- TO BE DONE
Give the data below again exactly as it stands. Omit the pictures.

- DATA ROWS

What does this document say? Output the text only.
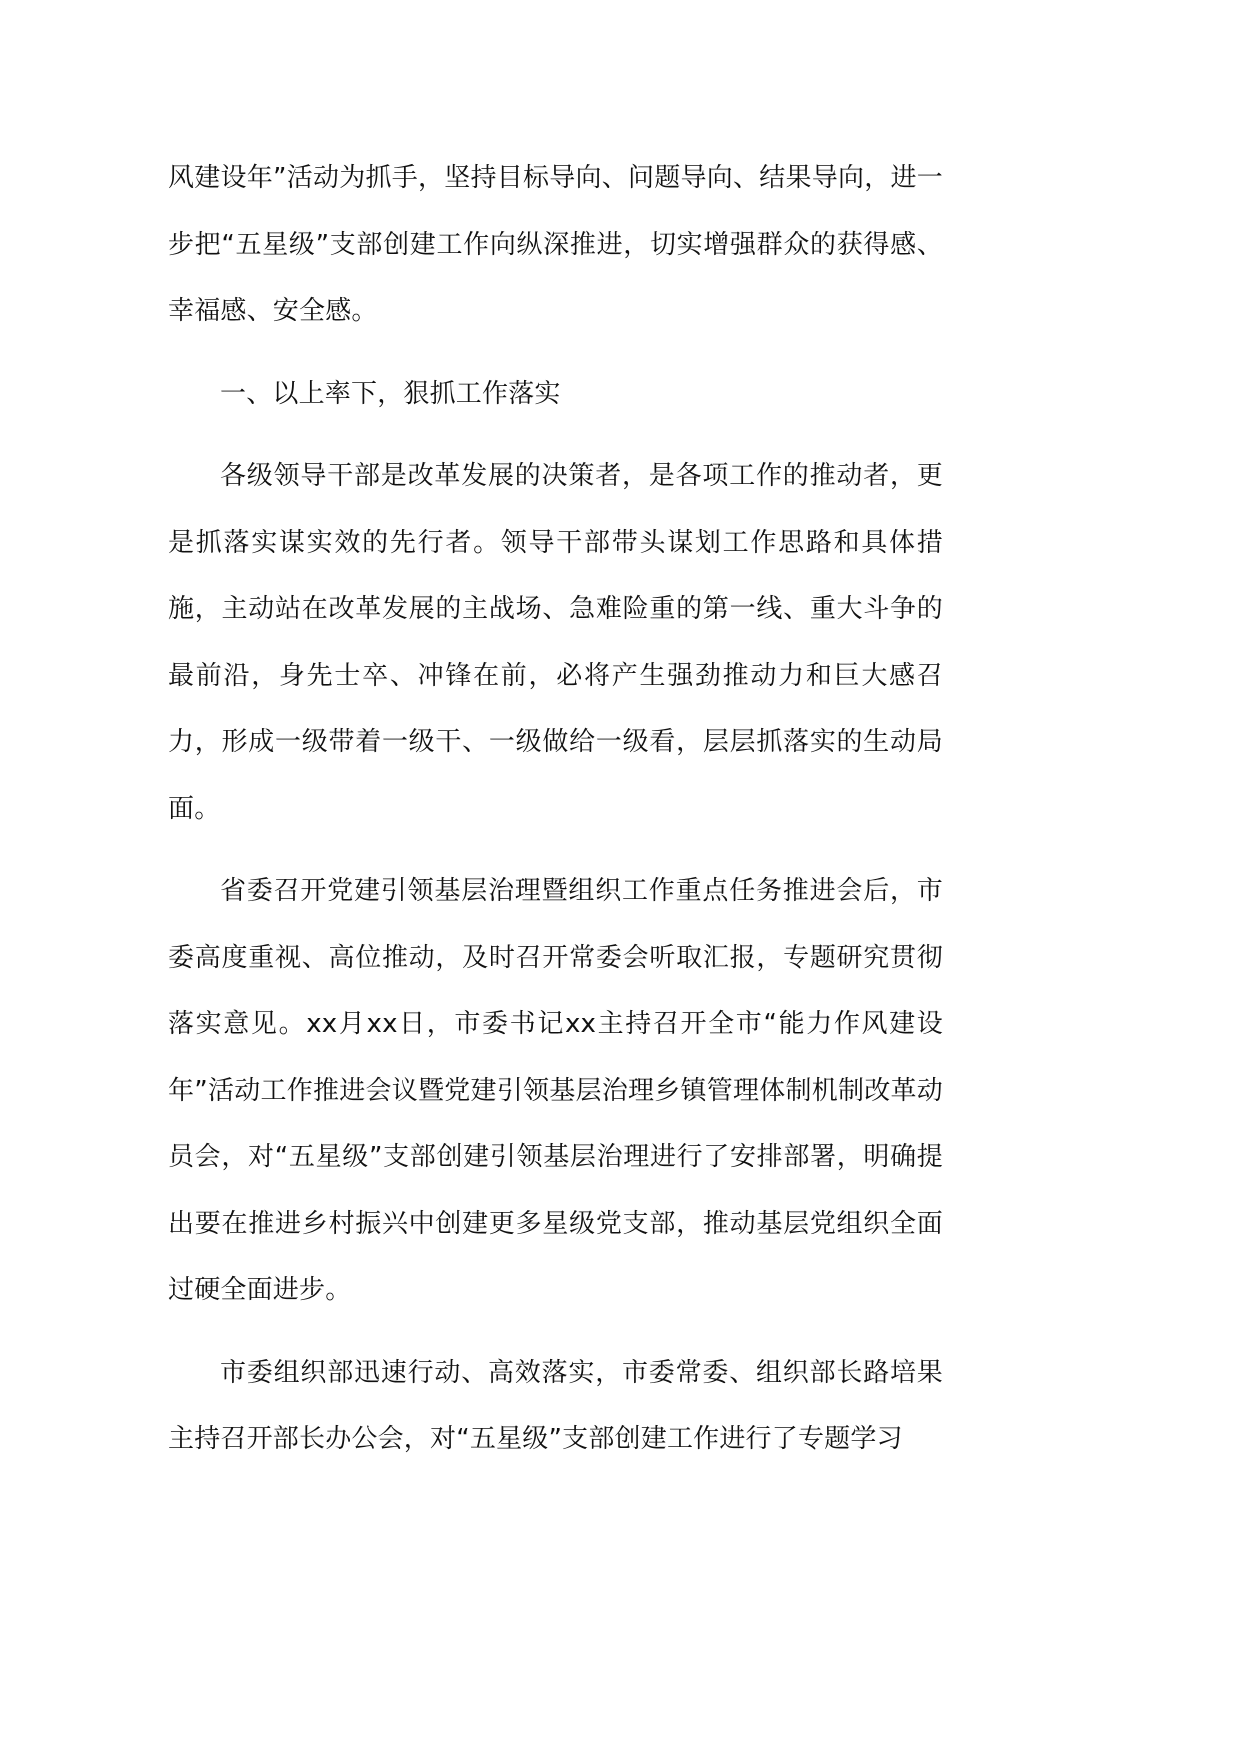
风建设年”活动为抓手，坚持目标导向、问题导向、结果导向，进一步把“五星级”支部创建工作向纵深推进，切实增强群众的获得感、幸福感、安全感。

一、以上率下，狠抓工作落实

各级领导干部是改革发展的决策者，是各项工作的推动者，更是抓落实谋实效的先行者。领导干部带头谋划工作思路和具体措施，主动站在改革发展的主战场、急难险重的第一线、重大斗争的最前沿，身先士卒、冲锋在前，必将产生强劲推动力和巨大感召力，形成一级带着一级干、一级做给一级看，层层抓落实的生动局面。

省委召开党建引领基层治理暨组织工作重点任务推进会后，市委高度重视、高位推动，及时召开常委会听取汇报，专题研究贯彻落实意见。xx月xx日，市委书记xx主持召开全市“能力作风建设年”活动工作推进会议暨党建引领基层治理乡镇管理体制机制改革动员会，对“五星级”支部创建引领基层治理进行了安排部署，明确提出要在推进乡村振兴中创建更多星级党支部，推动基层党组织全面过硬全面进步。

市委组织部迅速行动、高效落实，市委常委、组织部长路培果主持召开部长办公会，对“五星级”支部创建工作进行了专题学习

- FINISHED EXERCISE
What does this document say? Output the text only.
风建设年”活动为抓手，坚持目标导向、问题导向、结果导向，进一步把“五星级”支部创建工作向纵深推进，切实增强群众的获得感、幸福感、安全感。

一、以上率下，狠抓工作落实

各级领导干部是改革发展的决策者，是各项工作的推动者，更是抓落实谋实效的先行者。领导干部带头谋划工作思路和具体措施，主动站在改革发展的主战场、急难险重的第一线、重大斗争的最前沿，身先士卒、冲锋在前，必将产生强劲推动力和巨大感召力，形成一级带着一级干、一级做给一级看，层层抓落实的生动局面。

省委召开党建引领基层治理暨组织工作重点任务推进会后，市委高度重视、高位推动，及时召开常委会听取汇报，专题研究贯彻落实意见。xx月xx日，市委书记xx主持召开全市“能力作风建设年”活动工作推进会议暨党建引领基层治理乡镇管理体制机制改革动员会，对“五星级”支部创建引领基层治理进行了安排部署，明确提出要在推进乡村振兴中创建更多星级党支部，推动基层党组织全面过硬全面进步。

市委组织部迅速行动、高效落实，市委常委、组织部长路培果主持召开部长办公会，对“五星级”支部创建工作进行了专题学习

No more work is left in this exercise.